*** Provided information ***

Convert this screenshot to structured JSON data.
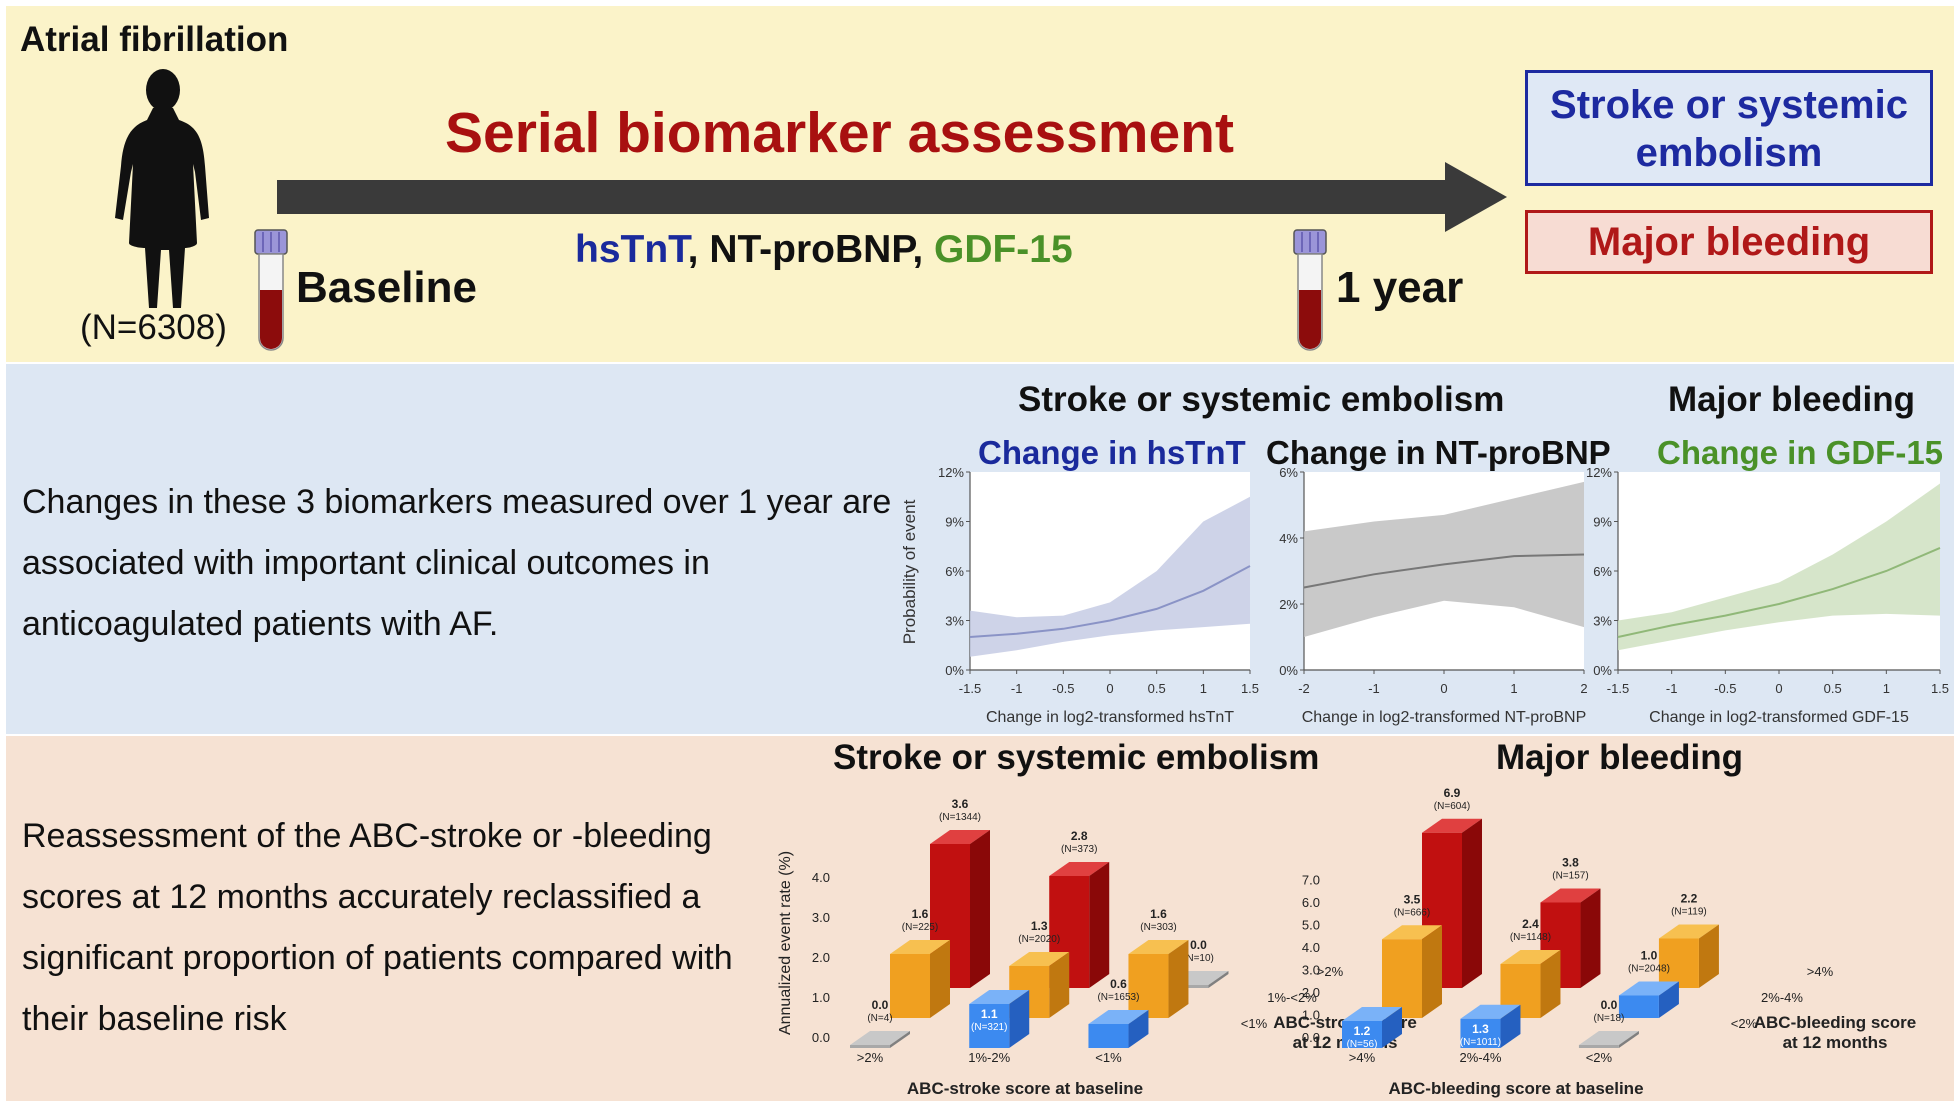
{
  "header": {
    "population_label": "Atrial fibrillation",
    "n_label": "(N=6308)",
    "main_title": "Serial biomarker assessment",
    "biomarkers": [
      {
        "name": "hsTnT",
        "color": "#1a2a9c",
        "sep": ", "
      },
      {
        "name": "NT-proBNP",
        "color": "#111111",
        "sep": ", "
      },
      {
        "name": "GDF-15",
        "color": "#4a9128",
        "sep": ""
      }
    ],
    "baseline_label": "Baseline",
    "one_year_label": "1 year",
    "outcome_stroke": "Stroke or systemic embolism",
    "outcome_bleeding": "Major bleeding"
  },
  "middle": {
    "text": "Changes in these 3 biomarkers measured over 1 year are associated with important clinical outcomes in anticoagulated patients with AF.",
    "title_stroke": "Stroke or systemic embolism",
    "title_bleeding": "Major bleeding",
    "ylabel": "Probability of event"
  },
  "bottom": {
    "text": "Reassessment of the ABC-stroke or -bleeding scores at 12 months accurately reclassified a significant proportion of patients compared with their baseline risk",
    "title_stroke": "Stroke or systemic embolism",
    "title_bleeding": "Major bleeding",
    "ylabel": "Annualized event rate (%)"
  },
  "colors": {
    "red_bar": "#c11010",
    "orange_bar": "#f0a020",
    "blue_bar": "#3c8af0",
    "gray_bar": "#a8a8a8",
    "hsTnT": "#1a2a9c",
    "GDF15": "#4a9128"
  },
  "chart_data": [
    {
      "type": "line",
      "subtitle": "Change in hsTnT",
      "subtitle_color": "#1a2a9c",
      "xlabel": "Change in log2-transformed hsTnT",
      "ylabel": "Probability of event",
      "xlim": [
        -1.5,
        1.5
      ],
      "ylim": [
        0,
        12
      ],
      "xticks": [
        -1.5,
        -1,
        -0.5,
        0,
        0.5,
        1,
        1.5
      ],
      "yticks": [
        "0%",
        "3%",
        "6%",
        "9%",
        "12%"
      ],
      "ytick_values": [
        0,
        3,
        6,
        9,
        12
      ],
      "line_color": "#8a93c6",
      "band_color": "#c6cbe4",
      "x": [
        -1.5,
        -1,
        -0.5,
        0,
        0.5,
        1,
        1.5
      ],
      "y": [
        2.0,
        2.2,
        2.5,
        3.0,
        3.7,
        4.8,
        6.3
      ],
      "lower": [
        0.8,
        1.2,
        1.7,
        2.1,
        2.4,
        2.6,
        2.8
      ],
      "upper": [
        3.6,
        3.2,
        3.3,
        4.1,
        6.0,
        9.0,
        10.5
      ]
    },
    {
      "type": "line",
      "subtitle": "Change in NT-proBNP",
      "subtitle_color": "#111111",
      "xlabel": "Change in log2-transformed NT-proBNP",
      "ylabel": "",
      "xlim": [
        -2,
        2
      ],
      "ylim": [
        0,
        6
      ],
      "xticks": [
        -2,
        -1,
        0,
        1,
        2
      ],
      "yticks": [
        "0%",
        "2%",
        "4%",
        "6%"
      ],
      "ytick_values": [
        0,
        2,
        4,
        6
      ],
      "line_color": "#777777",
      "band_color": "#c0c0c0",
      "x": [
        -2,
        -1,
        0,
        1,
        2
      ],
      "y": [
        2.5,
        2.9,
        3.2,
        3.45,
        3.5
      ],
      "lower": [
        1.0,
        1.6,
        2.1,
        1.9,
        1.3
      ],
      "upper": [
        4.2,
        4.5,
        4.7,
        5.2,
        5.7
      ]
    },
    {
      "type": "line",
      "subtitle": "Change in GDF-15",
      "subtitle_color": "#4a9128",
      "xlabel": "Change in log2-transformed GDF-15",
      "ylabel": "",
      "xlim": [
        -1.5,
        1.5
      ],
      "ylim": [
        0,
        12
      ],
      "xticks": [
        -1.5,
        -1,
        -0.5,
        0,
        0.5,
        1,
        1.5
      ],
      "yticks": [
        "0%",
        "3%",
        "6%",
        "9%",
        "12%"
      ],
      "ytick_values": [
        0,
        3,
        6,
        9,
        12
      ],
      "line_color": "#90b878",
      "band_color": "#cfe0c1",
      "x": [
        -1.5,
        -1,
        -0.5,
        0,
        0.5,
        1,
        1.5
      ],
      "y": [
        2.0,
        2.7,
        3.3,
        4.0,
        4.9,
        6.0,
        7.4
      ],
      "lower": [
        1.2,
        1.8,
        2.4,
        2.9,
        3.3,
        3.4,
        3.3
      ],
      "upper": [
        3.0,
        3.5,
        4.4,
        5.3,
        7.0,
        9.0,
        11.3
      ]
    },
    {
      "type": "bar",
      "title": "Stroke or systemic embolism",
      "xlabel": "ABC-stroke score at baseline",
      "zlabel": "ABC-stroke score at 12 months",
      "ylabel": "Annualized event rate (%)",
      "ylim": [
        0,
        4
      ],
      "yticks": [
        "0.0",
        "1.0",
        "2.0",
        "3.0",
        "4.0"
      ],
      "categories": [
        ">2%",
        "1%-2%",
        "<1%"
      ],
      "rows": [
        ">2%",
        "1%-<2%",
        "<1%"
      ],
      "bars": [
        {
          "base": ">2%",
          "now": ">2%",
          "value": 3.6,
          "n": "(N=1344)",
          "color": "red"
        },
        {
          "base": ">2%",
          "now": "1%-<2%",
          "value": 1.6,
          "n": "(N=225)",
          "color": "orange"
        },
        {
          "base": ">2%",
          "now": "<1%",
          "value": 0.0,
          "n": "(N=4)",
          "color": "gray"
        },
        {
          "base": "1%-2%",
          "now": ">2%",
          "value": 2.8,
          "n": "(N=373)",
          "color": "red"
        },
        {
          "base": "1%-2%",
          "now": "1%-<2%",
          "value": 1.3,
          "n": "(N=2020)",
          "color": "orange"
        },
        {
          "base": "1%-2%",
          "now": "<1%",
          "value": 1.1,
          "n": "(N=321)",
          "color": "blue"
        },
        {
          "base": "<1%",
          "now": ">2%",
          "value": 0.0,
          "n": "(N=10)",
          "color": "gray"
        },
        {
          "base": "<1%",
          "now": "1%-<2%",
          "value": 1.6,
          "n": "(N=303)",
          "color": "orange"
        },
        {
          "base": "<1%",
          "now": "<1%",
          "value": 0.6,
          "n": "(N=1653)",
          "color": "blue"
        }
      ]
    },
    {
      "type": "bar",
      "title": "Major bleeding",
      "xlabel": "ABC-bleeding score at baseline",
      "zlabel": "ABC-bleeding score at 12 months",
      "ylabel": "",
      "ylim": [
        0,
        7
      ],
      "yticks": [
        "0.0",
        "1.0",
        "2.0",
        "3.0",
        "4.0",
        "5.0",
        "6.0",
        "7.0"
      ],
      "categories": [
        ">4%",
        "2%-4%",
        "<2%"
      ],
      "rows": [
        ">4%",
        "2%-4%",
        "<2%"
      ],
      "bars": [
        {
          "base": ">4%",
          "now": ">4%",
          "value": 6.9,
          "n": "(N=604)",
          "color": "red"
        },
        {
          "base": ">4%",
          "now": "2%-4%",
          "value": 3.5,
          "n": "(N=666)",
          "color": "orange"
        },
        {
          "base": ">4%",
          "now": "<2%",
          "value": 1.2,
          "n": "(N=56)",
          "color": "blue"
        },
        {
          "base": "2%-4%",
          "now": ">4%",
          "value": 3.8,
          "n": "(N=157)",
          "color": "red"
        },
        {
          "base": "2%-4%",
          "now": "2%-4%",
          "value": 2.4,
          "n": "(N=1148)",
          "color": "orange"
        },
        {
          "base": "2%-4%",
          "now": "<2%",
          "value": 1.3,
          "n": "(N=1011)",
          "color": "blue"
        },
        {
          "base": "<2%",
          "now": ">4%",
          "value": 2.2,
          "n": "(N=119)",
          "color": "orange"
        },
        {
          "base": "<2%",
          "now": "2%-4%",
          "value": 1.0,
          "n": "(N=2048)",
          "color": "blue"
        },
        {
          "base": "<2%",
          "now": "<2%",
          "value": 0.0,
          "n": "(N=18)",
          "color": "gray"
        }
      ]
    }
  ]
}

*** End of Provided information ***

Problem requirements
With "year" as the word to match, copy each line of the records that has it.

Exercise result
    "one_year_label": "1 year",
    "text": "Changes in these 3 biomarkers measured over 1 year are associated with important clinical outcomes in anticoagulated patients with AF.",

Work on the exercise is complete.